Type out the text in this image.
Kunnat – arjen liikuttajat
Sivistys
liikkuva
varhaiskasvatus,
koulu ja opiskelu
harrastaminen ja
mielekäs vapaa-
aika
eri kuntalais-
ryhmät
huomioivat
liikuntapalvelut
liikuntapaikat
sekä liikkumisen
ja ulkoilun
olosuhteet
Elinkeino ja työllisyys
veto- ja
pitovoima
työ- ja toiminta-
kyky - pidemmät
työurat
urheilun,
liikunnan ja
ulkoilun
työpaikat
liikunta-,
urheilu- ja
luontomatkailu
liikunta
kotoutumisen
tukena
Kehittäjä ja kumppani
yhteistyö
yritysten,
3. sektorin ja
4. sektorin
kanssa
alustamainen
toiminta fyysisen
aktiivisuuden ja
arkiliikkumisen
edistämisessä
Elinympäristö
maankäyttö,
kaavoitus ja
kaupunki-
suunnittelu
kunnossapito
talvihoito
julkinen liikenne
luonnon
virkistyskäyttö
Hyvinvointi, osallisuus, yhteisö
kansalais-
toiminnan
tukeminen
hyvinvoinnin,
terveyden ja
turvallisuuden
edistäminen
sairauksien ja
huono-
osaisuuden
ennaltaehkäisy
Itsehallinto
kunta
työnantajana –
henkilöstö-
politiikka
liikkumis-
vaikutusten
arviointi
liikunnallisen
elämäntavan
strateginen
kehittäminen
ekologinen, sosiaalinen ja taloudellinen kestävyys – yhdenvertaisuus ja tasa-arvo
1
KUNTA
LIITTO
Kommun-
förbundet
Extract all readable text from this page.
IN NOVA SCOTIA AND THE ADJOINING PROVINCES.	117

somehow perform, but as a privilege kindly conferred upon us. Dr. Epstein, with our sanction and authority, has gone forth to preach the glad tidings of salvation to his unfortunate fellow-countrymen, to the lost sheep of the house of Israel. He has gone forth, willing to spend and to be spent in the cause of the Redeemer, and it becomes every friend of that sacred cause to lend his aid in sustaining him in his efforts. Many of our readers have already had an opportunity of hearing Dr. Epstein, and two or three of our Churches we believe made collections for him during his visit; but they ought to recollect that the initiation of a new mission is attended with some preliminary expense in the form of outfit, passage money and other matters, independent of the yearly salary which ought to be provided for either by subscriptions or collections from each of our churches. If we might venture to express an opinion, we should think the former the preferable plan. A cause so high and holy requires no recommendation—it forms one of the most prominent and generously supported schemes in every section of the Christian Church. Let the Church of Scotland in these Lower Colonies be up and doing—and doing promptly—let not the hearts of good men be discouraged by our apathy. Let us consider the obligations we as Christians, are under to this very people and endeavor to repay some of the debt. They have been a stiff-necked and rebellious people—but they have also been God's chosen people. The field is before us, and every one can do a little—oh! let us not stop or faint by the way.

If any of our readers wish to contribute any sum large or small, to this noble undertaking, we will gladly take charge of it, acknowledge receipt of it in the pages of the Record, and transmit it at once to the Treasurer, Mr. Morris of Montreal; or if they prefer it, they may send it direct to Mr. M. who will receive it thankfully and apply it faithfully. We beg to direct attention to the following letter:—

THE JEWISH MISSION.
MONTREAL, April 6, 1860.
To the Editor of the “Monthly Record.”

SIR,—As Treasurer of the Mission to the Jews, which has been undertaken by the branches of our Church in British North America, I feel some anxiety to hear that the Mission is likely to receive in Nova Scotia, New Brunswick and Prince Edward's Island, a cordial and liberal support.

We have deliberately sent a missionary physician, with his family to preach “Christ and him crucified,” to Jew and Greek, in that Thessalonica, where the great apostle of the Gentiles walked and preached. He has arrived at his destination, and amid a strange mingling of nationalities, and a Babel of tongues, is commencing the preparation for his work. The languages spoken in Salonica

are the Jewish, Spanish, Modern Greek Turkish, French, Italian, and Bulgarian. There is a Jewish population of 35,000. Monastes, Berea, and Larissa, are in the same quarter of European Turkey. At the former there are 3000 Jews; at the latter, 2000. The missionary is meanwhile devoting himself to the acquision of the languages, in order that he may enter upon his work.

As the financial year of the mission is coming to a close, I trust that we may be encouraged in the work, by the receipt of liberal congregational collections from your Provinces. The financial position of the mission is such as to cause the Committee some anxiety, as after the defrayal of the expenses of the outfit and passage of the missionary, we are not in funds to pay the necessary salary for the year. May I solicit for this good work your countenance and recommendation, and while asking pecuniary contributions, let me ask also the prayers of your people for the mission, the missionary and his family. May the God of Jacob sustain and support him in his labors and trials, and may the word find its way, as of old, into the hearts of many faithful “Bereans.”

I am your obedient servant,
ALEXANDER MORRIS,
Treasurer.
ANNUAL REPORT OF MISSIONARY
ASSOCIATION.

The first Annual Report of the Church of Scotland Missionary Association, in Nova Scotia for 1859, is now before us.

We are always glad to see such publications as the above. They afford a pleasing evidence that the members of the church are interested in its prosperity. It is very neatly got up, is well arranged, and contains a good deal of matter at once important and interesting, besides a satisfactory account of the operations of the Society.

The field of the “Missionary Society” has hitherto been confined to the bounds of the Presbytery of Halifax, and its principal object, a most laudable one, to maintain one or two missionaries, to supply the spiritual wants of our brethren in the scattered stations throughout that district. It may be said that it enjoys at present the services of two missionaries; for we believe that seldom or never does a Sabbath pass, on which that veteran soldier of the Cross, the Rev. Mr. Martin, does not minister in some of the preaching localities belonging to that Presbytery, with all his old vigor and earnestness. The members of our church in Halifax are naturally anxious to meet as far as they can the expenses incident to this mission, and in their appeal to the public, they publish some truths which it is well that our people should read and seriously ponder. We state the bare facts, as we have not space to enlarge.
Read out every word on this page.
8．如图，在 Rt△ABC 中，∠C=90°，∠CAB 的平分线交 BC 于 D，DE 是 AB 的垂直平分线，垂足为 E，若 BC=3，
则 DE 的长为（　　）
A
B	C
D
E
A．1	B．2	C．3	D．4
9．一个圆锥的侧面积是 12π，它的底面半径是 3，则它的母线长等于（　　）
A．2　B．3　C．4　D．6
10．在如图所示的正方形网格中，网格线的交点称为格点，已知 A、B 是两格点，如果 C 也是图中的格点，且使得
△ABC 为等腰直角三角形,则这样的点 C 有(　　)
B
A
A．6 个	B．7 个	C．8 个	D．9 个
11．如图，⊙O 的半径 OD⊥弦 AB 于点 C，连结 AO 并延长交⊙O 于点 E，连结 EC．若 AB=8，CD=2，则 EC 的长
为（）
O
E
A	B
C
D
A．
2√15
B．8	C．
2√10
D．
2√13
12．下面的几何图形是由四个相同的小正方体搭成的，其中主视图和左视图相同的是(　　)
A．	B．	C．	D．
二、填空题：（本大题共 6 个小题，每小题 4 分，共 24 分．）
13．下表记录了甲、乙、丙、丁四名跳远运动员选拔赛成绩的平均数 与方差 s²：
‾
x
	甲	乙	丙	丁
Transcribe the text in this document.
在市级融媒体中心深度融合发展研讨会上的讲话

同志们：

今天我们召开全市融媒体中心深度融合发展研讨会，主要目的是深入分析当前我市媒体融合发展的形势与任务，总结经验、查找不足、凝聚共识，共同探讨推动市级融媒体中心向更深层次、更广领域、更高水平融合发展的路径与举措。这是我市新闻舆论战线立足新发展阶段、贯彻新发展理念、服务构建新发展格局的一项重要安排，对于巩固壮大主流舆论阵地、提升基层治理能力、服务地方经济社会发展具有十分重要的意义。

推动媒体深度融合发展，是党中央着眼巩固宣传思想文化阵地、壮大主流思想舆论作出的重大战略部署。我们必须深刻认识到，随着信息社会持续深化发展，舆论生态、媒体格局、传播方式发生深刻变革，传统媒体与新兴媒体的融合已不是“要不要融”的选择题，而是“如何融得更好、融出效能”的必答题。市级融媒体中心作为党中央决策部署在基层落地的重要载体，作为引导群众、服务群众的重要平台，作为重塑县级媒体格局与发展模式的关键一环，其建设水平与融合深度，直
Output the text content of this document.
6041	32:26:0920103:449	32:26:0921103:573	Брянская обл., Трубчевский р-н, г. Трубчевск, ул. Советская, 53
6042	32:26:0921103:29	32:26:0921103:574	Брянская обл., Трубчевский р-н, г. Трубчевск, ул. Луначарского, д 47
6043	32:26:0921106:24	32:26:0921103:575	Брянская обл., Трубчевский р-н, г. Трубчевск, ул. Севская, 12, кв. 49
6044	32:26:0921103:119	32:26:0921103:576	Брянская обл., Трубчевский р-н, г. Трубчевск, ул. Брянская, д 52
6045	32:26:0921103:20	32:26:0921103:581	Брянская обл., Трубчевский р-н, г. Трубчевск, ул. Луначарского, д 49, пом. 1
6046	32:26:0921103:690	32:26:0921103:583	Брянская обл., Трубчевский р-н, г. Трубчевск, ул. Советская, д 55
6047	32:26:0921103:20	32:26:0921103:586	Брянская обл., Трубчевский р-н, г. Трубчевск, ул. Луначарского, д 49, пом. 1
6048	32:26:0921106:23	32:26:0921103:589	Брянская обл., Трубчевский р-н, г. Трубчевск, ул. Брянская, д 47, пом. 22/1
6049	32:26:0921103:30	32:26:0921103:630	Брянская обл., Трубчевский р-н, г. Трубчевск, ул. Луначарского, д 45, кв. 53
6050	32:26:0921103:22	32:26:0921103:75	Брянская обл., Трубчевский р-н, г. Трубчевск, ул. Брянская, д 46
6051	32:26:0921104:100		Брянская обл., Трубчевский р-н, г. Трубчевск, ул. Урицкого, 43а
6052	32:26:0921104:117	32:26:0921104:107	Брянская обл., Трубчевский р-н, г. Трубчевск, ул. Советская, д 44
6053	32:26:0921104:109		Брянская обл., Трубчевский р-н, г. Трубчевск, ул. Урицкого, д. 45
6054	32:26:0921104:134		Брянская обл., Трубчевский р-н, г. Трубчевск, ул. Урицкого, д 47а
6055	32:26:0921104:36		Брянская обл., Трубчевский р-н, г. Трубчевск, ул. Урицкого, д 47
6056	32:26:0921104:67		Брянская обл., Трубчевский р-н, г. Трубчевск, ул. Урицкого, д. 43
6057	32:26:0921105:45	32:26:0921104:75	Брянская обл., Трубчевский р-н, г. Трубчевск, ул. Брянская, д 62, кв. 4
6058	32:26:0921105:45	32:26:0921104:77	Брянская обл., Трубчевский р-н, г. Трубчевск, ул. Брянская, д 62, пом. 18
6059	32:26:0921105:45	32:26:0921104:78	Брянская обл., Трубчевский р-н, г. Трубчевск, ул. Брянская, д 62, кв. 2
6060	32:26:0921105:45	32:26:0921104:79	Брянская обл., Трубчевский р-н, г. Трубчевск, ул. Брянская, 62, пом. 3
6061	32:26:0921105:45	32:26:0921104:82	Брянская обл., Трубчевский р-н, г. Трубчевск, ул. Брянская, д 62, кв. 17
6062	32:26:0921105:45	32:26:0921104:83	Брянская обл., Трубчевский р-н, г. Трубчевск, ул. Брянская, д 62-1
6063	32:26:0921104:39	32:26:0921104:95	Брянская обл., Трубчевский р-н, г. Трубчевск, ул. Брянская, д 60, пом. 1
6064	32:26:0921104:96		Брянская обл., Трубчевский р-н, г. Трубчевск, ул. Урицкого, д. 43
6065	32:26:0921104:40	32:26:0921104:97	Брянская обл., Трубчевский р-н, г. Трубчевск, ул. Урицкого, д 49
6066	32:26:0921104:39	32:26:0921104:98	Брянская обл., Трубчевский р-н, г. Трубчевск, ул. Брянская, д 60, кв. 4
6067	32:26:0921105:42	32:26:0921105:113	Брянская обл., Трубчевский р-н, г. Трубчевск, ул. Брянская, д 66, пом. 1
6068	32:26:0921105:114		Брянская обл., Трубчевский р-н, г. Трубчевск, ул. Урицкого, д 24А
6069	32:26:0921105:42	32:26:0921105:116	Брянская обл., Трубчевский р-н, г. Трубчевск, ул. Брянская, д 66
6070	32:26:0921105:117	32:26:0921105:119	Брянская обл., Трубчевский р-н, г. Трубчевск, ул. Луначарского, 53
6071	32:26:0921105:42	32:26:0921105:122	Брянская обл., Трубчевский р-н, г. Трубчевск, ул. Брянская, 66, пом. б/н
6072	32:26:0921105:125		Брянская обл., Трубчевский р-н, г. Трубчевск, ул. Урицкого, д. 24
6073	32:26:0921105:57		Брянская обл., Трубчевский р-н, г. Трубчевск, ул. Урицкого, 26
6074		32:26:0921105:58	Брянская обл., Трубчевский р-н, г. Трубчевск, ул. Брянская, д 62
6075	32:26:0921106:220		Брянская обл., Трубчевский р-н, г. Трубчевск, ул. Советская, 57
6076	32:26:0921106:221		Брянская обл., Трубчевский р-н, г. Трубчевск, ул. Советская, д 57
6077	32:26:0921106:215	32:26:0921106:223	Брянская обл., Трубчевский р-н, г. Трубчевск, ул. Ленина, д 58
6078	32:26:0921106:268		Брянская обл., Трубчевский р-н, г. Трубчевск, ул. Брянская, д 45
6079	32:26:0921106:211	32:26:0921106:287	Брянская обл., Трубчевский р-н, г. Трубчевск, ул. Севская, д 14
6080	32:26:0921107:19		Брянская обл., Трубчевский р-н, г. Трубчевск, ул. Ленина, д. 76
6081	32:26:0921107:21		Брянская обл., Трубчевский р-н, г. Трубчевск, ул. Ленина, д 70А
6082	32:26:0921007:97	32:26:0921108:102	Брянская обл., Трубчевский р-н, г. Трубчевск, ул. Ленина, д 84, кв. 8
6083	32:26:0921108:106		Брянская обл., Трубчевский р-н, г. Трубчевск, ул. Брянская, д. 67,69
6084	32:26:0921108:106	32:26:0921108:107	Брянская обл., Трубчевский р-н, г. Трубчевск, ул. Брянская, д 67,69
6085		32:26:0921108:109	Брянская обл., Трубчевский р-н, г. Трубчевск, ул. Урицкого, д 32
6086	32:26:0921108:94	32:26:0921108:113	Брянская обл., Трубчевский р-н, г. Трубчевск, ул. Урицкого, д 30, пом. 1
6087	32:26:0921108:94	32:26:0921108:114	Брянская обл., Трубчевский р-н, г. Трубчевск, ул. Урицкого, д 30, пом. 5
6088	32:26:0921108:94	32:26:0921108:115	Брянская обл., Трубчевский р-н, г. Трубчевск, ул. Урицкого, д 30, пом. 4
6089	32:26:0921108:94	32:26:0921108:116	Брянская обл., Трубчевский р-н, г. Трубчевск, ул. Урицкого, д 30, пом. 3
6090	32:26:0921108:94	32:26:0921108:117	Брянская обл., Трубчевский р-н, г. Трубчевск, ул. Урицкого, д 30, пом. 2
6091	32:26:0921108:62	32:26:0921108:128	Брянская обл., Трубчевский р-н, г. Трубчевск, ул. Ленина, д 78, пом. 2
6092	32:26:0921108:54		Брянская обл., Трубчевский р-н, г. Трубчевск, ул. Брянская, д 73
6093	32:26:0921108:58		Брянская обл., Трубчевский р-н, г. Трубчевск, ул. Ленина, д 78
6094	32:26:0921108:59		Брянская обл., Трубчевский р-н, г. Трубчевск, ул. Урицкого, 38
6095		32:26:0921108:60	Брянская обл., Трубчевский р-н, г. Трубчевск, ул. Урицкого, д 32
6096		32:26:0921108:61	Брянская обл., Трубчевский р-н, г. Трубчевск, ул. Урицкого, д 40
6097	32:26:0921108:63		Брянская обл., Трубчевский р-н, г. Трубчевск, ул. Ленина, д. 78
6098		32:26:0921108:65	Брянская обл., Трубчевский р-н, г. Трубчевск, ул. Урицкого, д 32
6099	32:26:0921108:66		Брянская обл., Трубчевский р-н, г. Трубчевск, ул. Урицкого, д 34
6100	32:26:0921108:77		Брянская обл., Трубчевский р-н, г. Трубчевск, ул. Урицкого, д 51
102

▶ INSTRUCTIONS FOR THE TASK: Pull out all lines containing the word "Советская" from the entries above.

▶ ANSWER TO THIS PROBLEM:
6041	32:26:0920103:449	32:26:0921103:573	Брянская обл., Трубчевский р-н, г. Трубчевск, ул. Советская, 53
6046	32:26:0921103:690	32:26:0921103:583	Брянская обл., Трубчевский р-н, г. Трубчевск, ул. Советская, д 55
6052	32:26:0921104:117	32:26:0921104:107	Брянская обл., Трубчевский р-н, г. Трубчевск, ул. Советская, д 44
6075	32:26:0921106:220		Брянская обл., Трубчевский р-н, г. Трубчевск, ул. Советская, 57
6076	32:26:0921106:221		Брянская обл., Трубчевский р-н, г. Трубчевск, ул. Советская, д 57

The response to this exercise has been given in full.